## [GIVEN ENTRIES]
#####
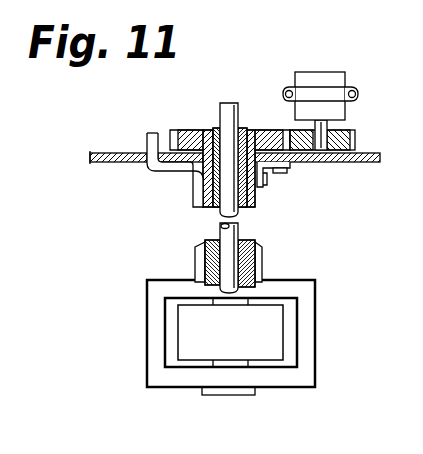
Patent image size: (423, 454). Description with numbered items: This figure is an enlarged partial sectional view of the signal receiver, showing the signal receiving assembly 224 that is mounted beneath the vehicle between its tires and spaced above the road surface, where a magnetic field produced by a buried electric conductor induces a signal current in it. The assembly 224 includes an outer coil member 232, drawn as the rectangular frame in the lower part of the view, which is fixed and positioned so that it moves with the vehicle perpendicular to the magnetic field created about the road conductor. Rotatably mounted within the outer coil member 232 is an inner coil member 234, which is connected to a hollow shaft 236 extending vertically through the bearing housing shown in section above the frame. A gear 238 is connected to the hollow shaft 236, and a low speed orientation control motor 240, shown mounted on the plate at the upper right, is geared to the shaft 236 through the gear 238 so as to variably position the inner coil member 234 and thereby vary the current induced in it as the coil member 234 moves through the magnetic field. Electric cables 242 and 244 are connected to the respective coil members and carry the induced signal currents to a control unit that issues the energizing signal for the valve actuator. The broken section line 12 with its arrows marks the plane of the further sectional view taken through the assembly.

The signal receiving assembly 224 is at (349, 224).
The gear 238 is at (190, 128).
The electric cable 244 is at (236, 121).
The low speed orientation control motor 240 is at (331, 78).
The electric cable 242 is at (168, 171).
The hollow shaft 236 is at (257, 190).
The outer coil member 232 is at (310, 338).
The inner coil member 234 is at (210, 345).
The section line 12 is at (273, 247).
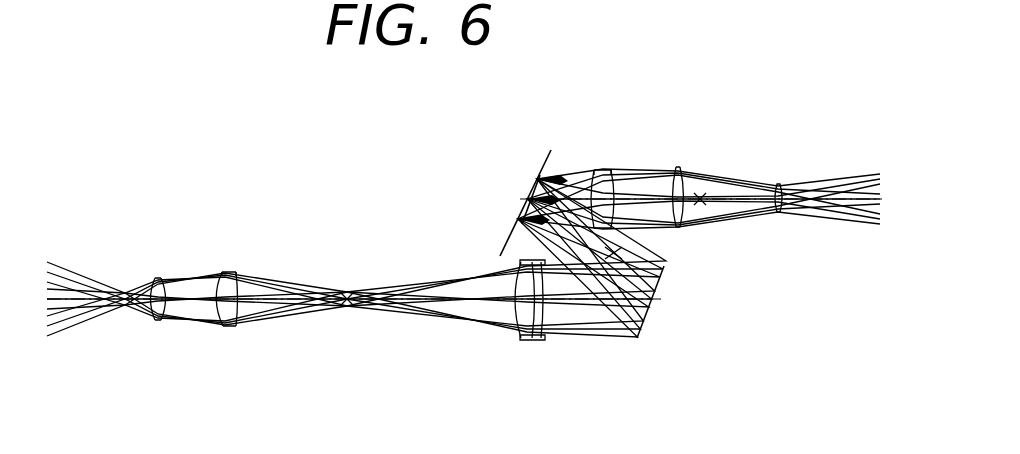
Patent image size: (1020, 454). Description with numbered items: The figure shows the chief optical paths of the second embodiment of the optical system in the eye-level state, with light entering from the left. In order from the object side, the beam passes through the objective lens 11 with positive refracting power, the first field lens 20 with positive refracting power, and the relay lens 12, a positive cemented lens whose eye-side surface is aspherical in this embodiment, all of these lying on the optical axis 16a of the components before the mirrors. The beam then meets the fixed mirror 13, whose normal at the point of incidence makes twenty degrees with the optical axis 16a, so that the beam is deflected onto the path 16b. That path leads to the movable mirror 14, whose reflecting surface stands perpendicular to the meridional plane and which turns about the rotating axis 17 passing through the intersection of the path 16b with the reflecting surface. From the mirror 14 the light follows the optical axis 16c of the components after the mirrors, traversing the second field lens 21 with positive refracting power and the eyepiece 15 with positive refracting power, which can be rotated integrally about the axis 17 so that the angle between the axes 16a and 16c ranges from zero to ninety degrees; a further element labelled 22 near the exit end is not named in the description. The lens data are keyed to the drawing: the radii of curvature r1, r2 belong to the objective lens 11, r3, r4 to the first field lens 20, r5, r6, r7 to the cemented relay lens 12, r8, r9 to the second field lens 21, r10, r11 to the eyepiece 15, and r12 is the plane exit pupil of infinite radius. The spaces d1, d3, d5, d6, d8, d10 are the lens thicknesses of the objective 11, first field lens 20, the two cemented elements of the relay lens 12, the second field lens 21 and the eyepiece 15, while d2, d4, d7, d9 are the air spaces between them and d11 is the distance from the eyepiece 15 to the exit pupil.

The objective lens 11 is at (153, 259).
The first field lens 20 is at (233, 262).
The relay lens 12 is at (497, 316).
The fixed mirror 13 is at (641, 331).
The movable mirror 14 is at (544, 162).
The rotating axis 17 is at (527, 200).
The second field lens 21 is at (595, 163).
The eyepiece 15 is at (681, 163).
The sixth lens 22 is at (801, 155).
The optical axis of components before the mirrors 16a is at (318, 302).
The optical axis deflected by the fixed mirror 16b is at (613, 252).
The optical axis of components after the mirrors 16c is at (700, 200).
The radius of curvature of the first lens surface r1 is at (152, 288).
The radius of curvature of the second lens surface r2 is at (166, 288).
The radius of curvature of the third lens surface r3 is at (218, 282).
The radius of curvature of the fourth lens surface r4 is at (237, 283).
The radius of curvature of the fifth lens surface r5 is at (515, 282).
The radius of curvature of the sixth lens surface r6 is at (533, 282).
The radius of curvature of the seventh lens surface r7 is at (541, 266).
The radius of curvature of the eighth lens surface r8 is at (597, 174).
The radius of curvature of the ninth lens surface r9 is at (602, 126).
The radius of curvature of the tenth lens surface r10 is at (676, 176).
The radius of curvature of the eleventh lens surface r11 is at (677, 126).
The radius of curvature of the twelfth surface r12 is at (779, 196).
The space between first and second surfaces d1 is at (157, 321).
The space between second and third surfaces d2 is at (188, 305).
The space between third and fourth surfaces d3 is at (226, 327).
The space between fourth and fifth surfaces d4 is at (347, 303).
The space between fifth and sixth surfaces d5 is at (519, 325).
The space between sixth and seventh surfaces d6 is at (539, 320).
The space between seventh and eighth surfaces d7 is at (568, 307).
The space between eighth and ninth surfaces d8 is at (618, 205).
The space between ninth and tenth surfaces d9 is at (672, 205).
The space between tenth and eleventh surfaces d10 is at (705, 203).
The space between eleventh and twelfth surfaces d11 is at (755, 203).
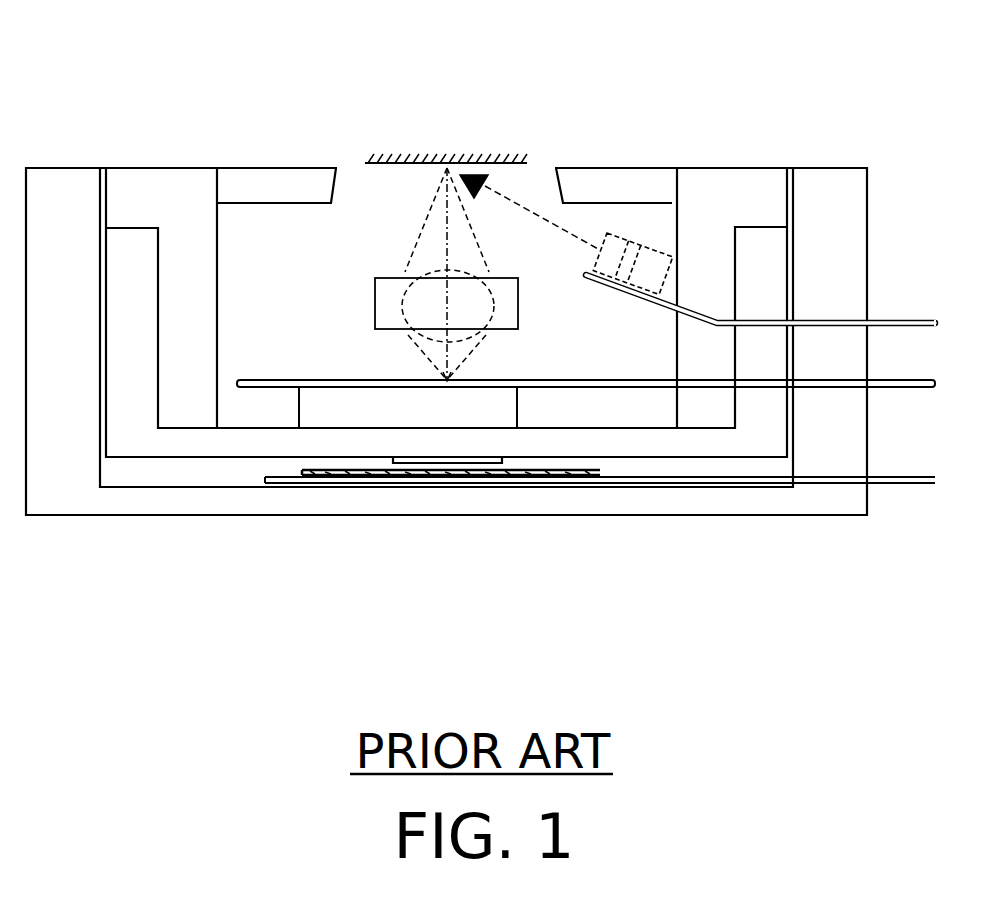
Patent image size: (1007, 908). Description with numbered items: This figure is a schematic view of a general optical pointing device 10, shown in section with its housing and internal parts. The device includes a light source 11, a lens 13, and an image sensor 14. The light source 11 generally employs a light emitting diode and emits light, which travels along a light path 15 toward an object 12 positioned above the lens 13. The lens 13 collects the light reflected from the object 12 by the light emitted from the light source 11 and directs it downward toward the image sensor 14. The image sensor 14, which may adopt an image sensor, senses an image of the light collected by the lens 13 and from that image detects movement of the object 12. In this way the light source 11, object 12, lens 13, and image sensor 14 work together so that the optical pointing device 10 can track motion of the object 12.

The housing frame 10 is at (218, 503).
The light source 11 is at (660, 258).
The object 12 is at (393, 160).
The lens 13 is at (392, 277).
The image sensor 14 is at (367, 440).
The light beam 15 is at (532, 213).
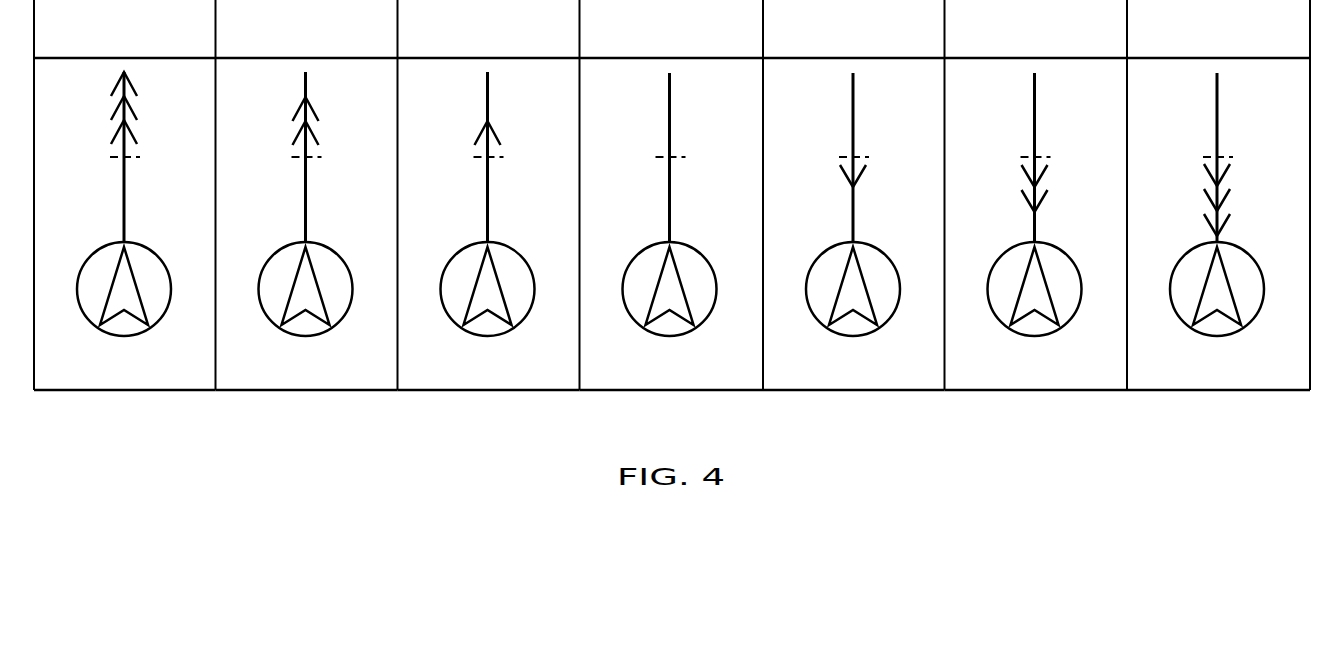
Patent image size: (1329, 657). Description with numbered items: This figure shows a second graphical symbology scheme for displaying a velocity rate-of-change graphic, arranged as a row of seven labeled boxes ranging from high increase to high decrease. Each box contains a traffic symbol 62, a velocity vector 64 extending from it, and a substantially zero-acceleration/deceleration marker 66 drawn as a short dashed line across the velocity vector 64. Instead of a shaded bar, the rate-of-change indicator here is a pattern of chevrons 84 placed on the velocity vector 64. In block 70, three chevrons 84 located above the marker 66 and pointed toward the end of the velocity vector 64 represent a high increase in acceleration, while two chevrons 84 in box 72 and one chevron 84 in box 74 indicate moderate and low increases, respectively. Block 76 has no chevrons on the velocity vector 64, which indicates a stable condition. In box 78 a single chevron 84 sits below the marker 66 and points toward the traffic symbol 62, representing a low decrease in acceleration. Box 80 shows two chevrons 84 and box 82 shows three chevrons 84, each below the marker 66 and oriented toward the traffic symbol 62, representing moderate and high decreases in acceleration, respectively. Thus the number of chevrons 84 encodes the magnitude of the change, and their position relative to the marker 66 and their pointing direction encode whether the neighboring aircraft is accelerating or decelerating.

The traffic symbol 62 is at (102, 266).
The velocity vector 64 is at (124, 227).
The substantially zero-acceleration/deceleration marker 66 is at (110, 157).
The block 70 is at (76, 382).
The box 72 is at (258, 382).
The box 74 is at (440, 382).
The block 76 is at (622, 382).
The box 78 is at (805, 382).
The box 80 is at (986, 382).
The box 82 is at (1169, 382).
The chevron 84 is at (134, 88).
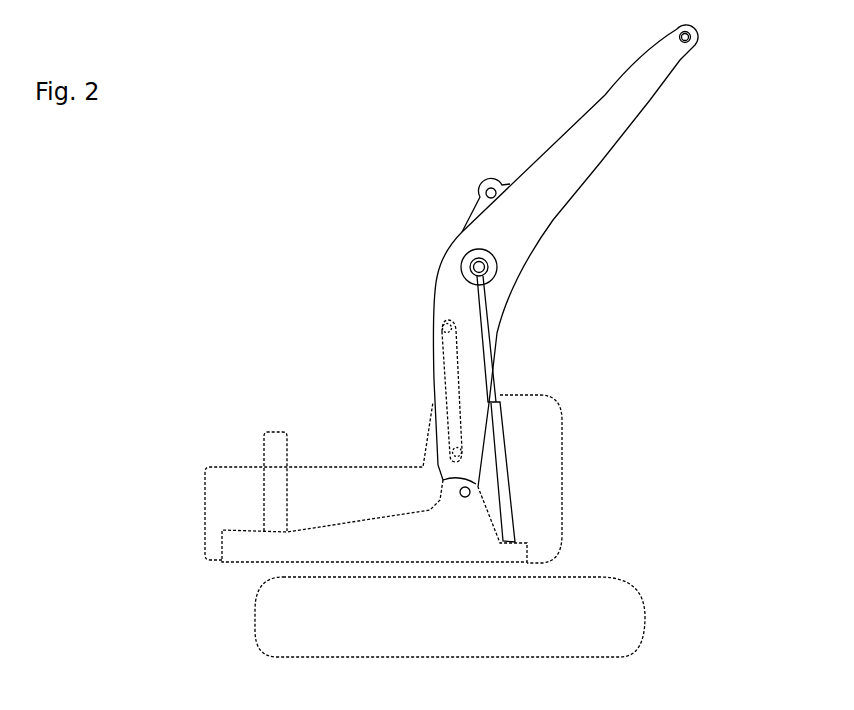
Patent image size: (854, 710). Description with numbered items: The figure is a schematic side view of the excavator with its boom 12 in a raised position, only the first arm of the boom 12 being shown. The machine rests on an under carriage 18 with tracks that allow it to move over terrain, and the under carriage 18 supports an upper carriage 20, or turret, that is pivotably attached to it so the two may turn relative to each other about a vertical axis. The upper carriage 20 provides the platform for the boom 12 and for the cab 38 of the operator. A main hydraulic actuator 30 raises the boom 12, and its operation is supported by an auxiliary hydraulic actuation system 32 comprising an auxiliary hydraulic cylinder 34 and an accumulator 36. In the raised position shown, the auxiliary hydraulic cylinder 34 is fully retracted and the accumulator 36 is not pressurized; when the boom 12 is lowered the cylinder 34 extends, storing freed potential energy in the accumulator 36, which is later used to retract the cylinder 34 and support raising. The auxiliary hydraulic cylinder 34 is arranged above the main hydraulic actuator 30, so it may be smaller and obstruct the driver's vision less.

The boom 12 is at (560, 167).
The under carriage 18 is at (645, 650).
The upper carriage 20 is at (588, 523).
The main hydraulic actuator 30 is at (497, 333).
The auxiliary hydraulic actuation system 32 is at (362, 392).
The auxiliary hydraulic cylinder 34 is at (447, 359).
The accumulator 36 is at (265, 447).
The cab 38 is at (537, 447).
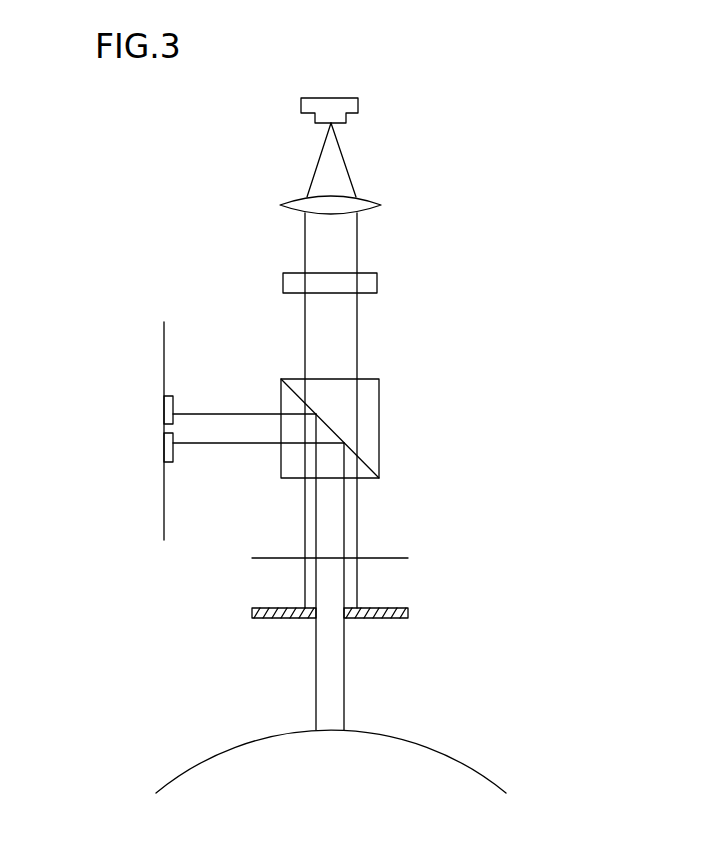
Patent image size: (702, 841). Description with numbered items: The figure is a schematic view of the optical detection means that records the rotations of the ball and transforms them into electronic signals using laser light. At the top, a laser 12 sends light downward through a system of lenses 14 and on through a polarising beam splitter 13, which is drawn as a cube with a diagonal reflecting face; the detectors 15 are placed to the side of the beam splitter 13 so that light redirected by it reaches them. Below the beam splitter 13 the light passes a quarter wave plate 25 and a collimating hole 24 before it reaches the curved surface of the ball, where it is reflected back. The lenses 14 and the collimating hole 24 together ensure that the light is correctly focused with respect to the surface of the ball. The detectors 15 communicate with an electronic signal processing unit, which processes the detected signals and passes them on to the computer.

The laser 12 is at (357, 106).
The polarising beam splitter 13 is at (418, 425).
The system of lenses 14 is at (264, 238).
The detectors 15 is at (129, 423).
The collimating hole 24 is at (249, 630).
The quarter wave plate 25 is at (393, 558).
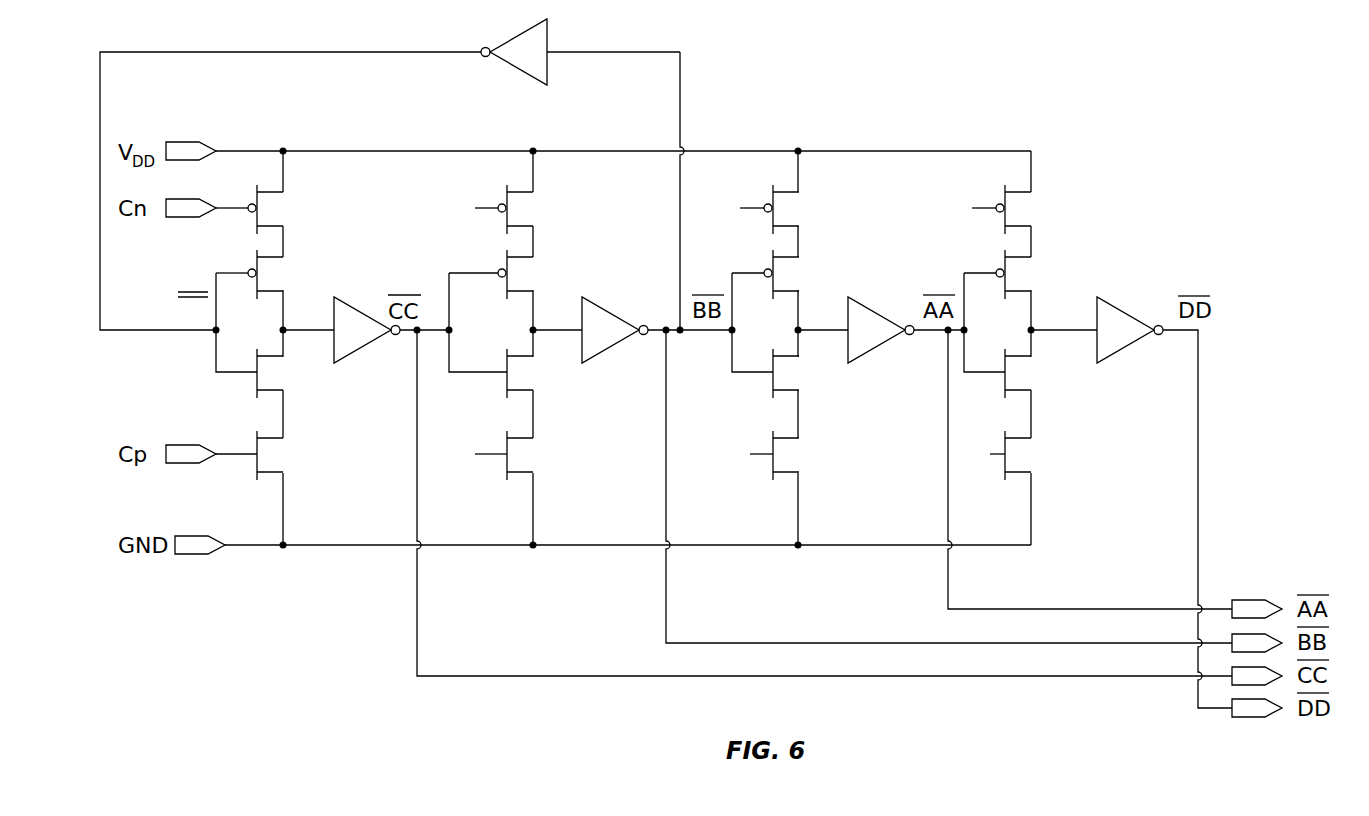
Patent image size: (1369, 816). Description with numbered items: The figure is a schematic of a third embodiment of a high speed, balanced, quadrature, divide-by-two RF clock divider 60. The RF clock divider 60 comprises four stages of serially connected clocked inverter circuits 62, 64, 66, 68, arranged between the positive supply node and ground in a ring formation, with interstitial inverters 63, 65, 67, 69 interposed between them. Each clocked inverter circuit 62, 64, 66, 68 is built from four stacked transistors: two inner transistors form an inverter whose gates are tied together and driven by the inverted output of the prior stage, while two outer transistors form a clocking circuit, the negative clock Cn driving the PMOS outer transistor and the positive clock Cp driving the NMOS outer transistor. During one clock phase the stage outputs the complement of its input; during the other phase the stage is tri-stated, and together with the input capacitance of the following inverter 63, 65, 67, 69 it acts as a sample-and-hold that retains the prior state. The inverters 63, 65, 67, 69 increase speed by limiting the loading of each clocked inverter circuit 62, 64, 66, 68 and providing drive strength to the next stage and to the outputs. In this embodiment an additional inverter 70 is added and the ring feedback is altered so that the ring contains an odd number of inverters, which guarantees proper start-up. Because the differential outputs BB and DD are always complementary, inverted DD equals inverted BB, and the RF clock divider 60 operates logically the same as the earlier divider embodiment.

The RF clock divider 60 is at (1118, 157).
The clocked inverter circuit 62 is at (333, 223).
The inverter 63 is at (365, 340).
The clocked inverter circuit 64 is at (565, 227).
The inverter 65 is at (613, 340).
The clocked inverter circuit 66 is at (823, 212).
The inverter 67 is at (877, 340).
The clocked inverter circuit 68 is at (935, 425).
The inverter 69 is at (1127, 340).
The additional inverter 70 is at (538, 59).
#####
## [WHAT YOU HAVE TO DO]
Copy the part of the records above that opens with the line containing "Patent image size: (702, 841)." and closes with the line containing "The quarter wave plate 25 is at (393, 558).", both ends included, reproducing each line unchanged.

## [OUTPUT]
Patent image size: (702, 841). Description with numbered items: The figure is a schematic view of the optical detection means that records the rotations of the ball and transforms them into electronic signals using laser light. At the top, a laser 12 sends light downward through a system of lenses 14 and on through a polarising beam splitter 13, which is drawn as a cube with a diagonal reflecting face; the detectors 15 are placed to the side of the beam splitter 13 so that light redirected by it reaches them. Below the beam splitter 13 the light passes a quarter wave plate 25 and a collimating hole 24 before it reaches the curved surface of the ball, where it is reflected back. The lenses 14 and the collimating hole 24 together ensure that the light is correctly focused with respect to the surface of the ball. The detectors 15 communicate with an electronic signal processing unit, which processes the detected signals and passes them on to the computer.

The laser 12 is at (357, 106).
The polarising beam splitter 13 is at (418, 425).
The system of lenses 14 is at (264, 238).
The detectors 15 is at (129, 423).
The collimating hole 24 is at (249, 630).
The quarter wave plate 25 is at (393, 558).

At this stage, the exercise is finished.